What you should do. Report all lines holding "งหลาย".

Saved data entries.
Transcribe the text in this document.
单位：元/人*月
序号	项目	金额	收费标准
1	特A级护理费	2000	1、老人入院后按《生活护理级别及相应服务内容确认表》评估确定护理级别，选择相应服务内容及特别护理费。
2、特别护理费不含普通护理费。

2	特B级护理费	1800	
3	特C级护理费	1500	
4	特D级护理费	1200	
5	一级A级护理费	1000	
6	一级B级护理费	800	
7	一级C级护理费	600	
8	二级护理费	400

...

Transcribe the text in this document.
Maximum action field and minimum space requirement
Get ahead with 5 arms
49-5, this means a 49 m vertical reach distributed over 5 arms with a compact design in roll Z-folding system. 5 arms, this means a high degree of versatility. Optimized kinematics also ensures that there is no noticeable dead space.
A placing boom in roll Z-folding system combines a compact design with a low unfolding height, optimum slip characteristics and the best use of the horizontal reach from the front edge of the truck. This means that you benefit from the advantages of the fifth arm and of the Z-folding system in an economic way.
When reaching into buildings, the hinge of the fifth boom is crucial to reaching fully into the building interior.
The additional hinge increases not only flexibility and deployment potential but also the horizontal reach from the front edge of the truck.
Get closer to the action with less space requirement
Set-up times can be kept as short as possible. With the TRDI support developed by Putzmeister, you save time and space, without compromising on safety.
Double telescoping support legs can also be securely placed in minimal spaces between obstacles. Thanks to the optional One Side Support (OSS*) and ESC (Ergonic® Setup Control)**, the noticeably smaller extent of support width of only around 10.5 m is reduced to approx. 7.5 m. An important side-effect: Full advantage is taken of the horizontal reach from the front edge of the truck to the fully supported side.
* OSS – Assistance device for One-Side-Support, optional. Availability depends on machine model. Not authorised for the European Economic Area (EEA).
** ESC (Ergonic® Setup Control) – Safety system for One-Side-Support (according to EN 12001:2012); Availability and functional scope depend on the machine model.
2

---

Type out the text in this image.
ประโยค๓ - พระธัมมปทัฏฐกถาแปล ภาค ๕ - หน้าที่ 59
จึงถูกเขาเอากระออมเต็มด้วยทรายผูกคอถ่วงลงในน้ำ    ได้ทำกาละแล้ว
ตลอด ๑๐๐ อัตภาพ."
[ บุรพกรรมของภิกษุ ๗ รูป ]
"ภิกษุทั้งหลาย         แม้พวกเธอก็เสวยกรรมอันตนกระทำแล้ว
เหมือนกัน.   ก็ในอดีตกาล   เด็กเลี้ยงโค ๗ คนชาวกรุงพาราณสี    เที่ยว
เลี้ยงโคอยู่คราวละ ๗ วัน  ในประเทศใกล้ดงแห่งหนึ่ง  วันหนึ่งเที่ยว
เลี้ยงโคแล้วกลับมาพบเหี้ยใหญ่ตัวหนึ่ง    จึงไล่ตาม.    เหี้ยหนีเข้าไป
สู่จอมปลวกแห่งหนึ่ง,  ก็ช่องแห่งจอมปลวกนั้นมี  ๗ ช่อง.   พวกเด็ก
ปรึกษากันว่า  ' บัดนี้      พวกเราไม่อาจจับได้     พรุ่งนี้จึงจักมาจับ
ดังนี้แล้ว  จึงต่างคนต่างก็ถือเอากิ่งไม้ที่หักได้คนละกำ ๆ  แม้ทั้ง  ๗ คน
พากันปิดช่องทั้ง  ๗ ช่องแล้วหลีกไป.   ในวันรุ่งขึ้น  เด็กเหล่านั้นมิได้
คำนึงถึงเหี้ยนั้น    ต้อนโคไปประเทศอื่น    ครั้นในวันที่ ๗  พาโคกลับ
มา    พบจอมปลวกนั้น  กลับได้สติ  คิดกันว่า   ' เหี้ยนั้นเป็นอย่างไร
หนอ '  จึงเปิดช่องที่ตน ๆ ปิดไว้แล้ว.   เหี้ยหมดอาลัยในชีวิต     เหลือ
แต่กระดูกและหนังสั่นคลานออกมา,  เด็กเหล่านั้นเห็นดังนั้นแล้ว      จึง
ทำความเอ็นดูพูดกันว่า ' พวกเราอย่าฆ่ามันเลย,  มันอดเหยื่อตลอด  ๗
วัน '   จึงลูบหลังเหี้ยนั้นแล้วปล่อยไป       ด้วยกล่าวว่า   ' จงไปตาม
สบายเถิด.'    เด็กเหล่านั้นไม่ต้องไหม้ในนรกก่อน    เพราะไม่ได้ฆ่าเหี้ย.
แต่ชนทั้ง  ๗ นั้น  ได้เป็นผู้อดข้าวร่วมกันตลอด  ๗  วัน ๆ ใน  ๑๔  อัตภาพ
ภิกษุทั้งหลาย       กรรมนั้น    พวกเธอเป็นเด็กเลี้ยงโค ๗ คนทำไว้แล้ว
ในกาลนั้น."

Final result.
"ภิกษุทั้งหลาย         แม้พวกเธอก็เสวยกรรมอันตนกระทำแล้ว
ภิกษุทั้งหลาย       กรรมนั้น    พวกเธอเป็นเด็กเลี้ยงโค ๗ คนทำไว้แล้ว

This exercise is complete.